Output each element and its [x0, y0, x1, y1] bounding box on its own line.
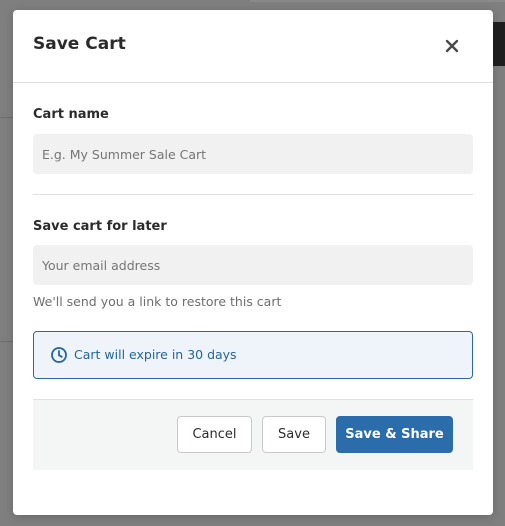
- email-input[interactable]: [33, 245, 473, 285]
- background-header-block: [492, 22, 505, 66]
- dialog-title: Save Cart: [33, 34, 126, 54]
- section-divider: [33, 194, 473, 195]
- close-button[interactable]: [438, 32, 466, 60]
- save-later-label: Save cart for later: [33, 219, 167, 234]
- expiry-notice: Cart will expire in 30 days: [33, 331, 473, 379]
- expiry-notice-text: Cart will expire in 30 days: [74, 347, 237, 362]
- save-cart-dialog: Save Cart Cart name Save cart for later …: [13, 10, 493, 515]
- dialog-header: Save Cart: [13, 10, 493, 83]
- cart-name-input[interactable]: [33, 134, 473, 174]
- save-button[interactable]: Save: [262, 416, 326, 453]
- dialog-footer: Cancel Save Save & Share: [33, 399, 473, 470]
- save-and-share-button[interactable]: Save & Share: [336, 416, 453, 453]
- email-helper-text: We'll send you a link to restore this ca…: [33, 294, 282, 309]
- background-divider: [0, 117, 13, 118]
- clock-icon: [51, 347, 67, 363]
- cancel-button[interactable]: Cancel: [177, 416, 252, 453]
- close-icon: [445, 39, 459, 53]
- background-divider: [250, 0, 505, 2]
- background-divider: [0, 341, 13, 342]
- cart-name-label: Cart name: [33, 107, 109, 122]
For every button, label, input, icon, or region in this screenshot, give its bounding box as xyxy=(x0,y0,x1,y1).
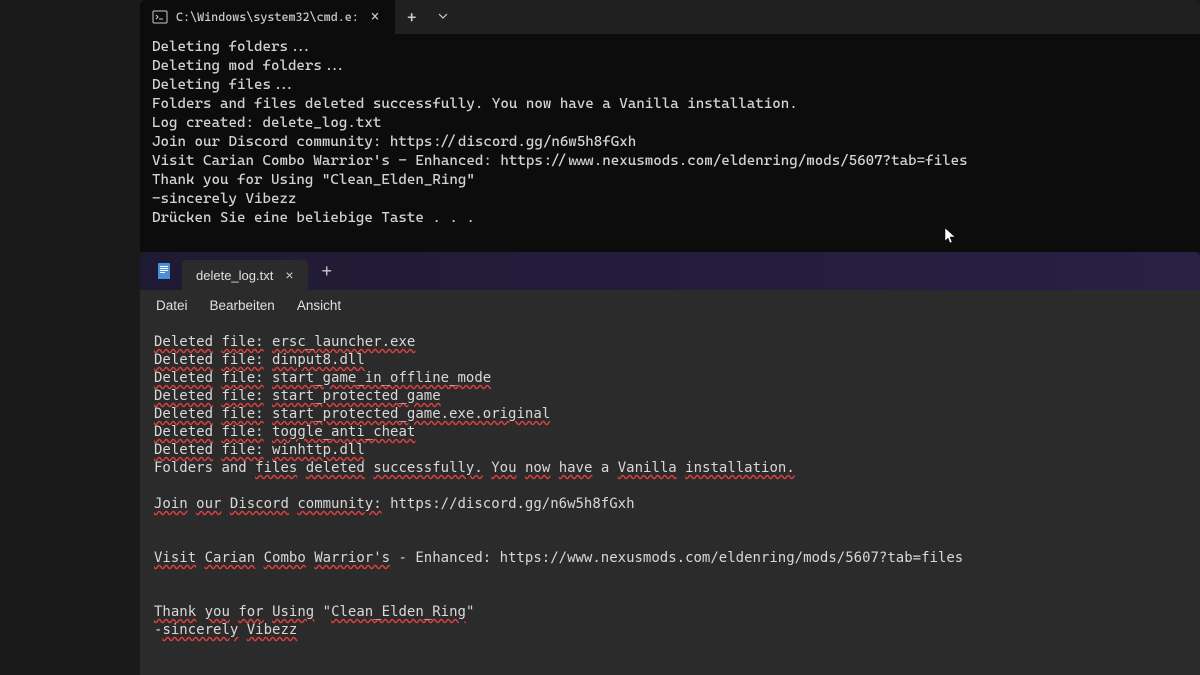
notepad-app-icon xyxy=(154,261,174,281)
notepad-menu: Datei Bearbeiten Ansicht xyxy=(140,290,1200,321)
notepad-tab[interactable]: delete_log.txt × xyxy=(182,260,308,290)
notepad-tab-close[interactable]: × xyxy=(285,267,293,283)
terminal-tab[interactable]: C:\Windows\system32\cmd.e: × xyxy=(140,0,395,34)
cmd-icon xyxy=(152,9,168,25)
terminal-window: C:\Windows\system32\cmd.e: × + Deleting … xyxy=(140,0,1200,252)
terminal-tab-title: C:\Windows\system32\cmd.e: xyxy=(176,10,359,24)
notepad-content[interactable]: Deleted file: ersc_launcher.exeDeleted f… xyxy=(140,321,1200,651)
notepad-menu-edit[interactable]: Bearbeiten xyxy=(210,298,275,313)
notepad-tab-title: delete_log.txt xyxy=(196,268,273,283)
notepad-menu-view[interactable]: Ansicht xyxy=(297,298,341,313)
terminal-tabbar: C:\Windows\system32\cmd.e: × + xyxy=(140,0,1200,34)
terminal-new-tab[interactable]: + xyxy=(395,8,428,27)
terminal-tab-close[interactable]: × xyxy=(367,9,383,25)
terminal-tab-dropdown[interactable] xyxy=(428,10,458,24)
terminal-output[interactable]: Deleting folders... Deleting mod folders… xyxy=(140,34,1200,232)
notepad-new-tab[interactable]: + xyxy=(308,261,347,282)
notepad-window: delete_log.txt × + Datei Bearbeiten Ansi… xyxy=(140,252,1200,675)
notepad-titlebar: delete_log.txt × + xyxy=(140,252,1200,290)
notepad-menu-file[interactable]: Datei xyxy=(156,298,188,313)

------------------------------------------------------------

Switch "bounding box" to "enclosing rectangle" everywhere in the lines above, changing nothing else, and give the lines again without the pictures.

Output each element and its [x0, y0, x1, y1] enclosing rectangle on its own line.
- email-input[interactable]: [33, 245, 473, 285]
- background-header-block: [492, 22, 505, 66]
- dialog-title: Save Cart: [33, 34, 126, 54]
- section-divider: [33, 194, 473, 195]
- close-button[interactable]: [438, 32, 466, 60]
- save-later-label: Save cart for later: [33, 219, 167, 234]
- expiry-notice: Cart will expire in 30 days: [33, 331, 473, 379]
- expiry-notice-text: Cart will expire in 30 days: [74, 347, 237, 362]
- save-cart-dialog: Save Cart Cart name Save cart for later …: [13, 10, 493, 515]
- dialog-header: Save Cart: [13, 10, 493, 83]
- cart-name-input[interactable]: [33, 134, 473, 174]
- save-button[interactable]: Save: [262, 416, 326, 453]
- dialog-footer: Cancel Save Save & Share: [33, 399, 473, 470]
- save-and-share-button[interactable]: Save & Share: [336, 416, 453, 453]
- email-helper-text: We'll send you a link to restore this ca…: [33, 294, 282, 309]
- background-divider: [0, 117, 13, 118]
- clock-icon: [51, 347, 67, 363]
- cancel-button[interactable]: Cancel: [177, 416, 252, 453]
- close-icon: [445, 39, 459, 53]
- background-divider: [250, 0, 505, 2]
- background-divider: [0, 341, 13, 342]
- cart-name-label: Cart name: [33, 107, 109, 122]
For every button, label, input, icon, or region in this screenshot, give its enclosing rectangle as xyxy=(x0,y0,x1,y1).
notepad-app-icon xyxy=(154,261,174,281)
notepad-menu: Datei Bearbeiten Ansicht xyxy=(140,290,1200,321)
notepad-tab[interactable]: delete_log.txt × xyxy=(182,260,308,290)
notepad-tab-close[interactable]: × xyxy=(285,267,293,283)
terminal-tab[interactable]: C:\Windows\system32\cmd.e: × xyxy=(140,0,395,34)
cmd-icon xyxy=(152,9,168,25)
terminal-window: C:\Windows\system32\cmd.e: × + Deleting … xyxy=(140,0,1200,252)
terminal-tab-title: C:\Windows\system32\cmd.e: xyxy=(176,10,359,24)
notepad-content[interactable]: Deleted file: ersc_launcher.exeDeleted f… xyxy=(140,321,1200,651)
notepad-menu-edit[interactable]: Bearbeiten xyxy=(210,298,275,313)
notepad-tab-title: delete_log.txt xyxy=(196,268,273,283)
notepad-menu-view[interactable]: Ansicht xyxy=(297,298,341,313)
terminal-tabbar: C:\Windows\system32\cmd.e: × + xyxy=(140,0,1200,34)
terminal-new-tab[interactable]: + xyxy=(395,8,428,27)
terminal-tab-close[interactable]: × xyxy=(367,9,383,25)
terminal-tab-dropdown[interactable] xyxy=(428,10,458,24)
terminal-output[interactable]: Deleting folders... Deleting mod folders… xyxy=(140,34,1200,232)
notepad-new-tab[interactable]: + xyxy=(308,261,347,282)
notepad-window: delete_log.txt × + Datei Bearbeiten Ansi… xyxy=(140,252,1200,675)
notepad-titlebar: delete_log.txt × + xyxy=(140,252,1200,290)
notepad-menu-file[interactable]: Datei xyxy=(156,298,188,313)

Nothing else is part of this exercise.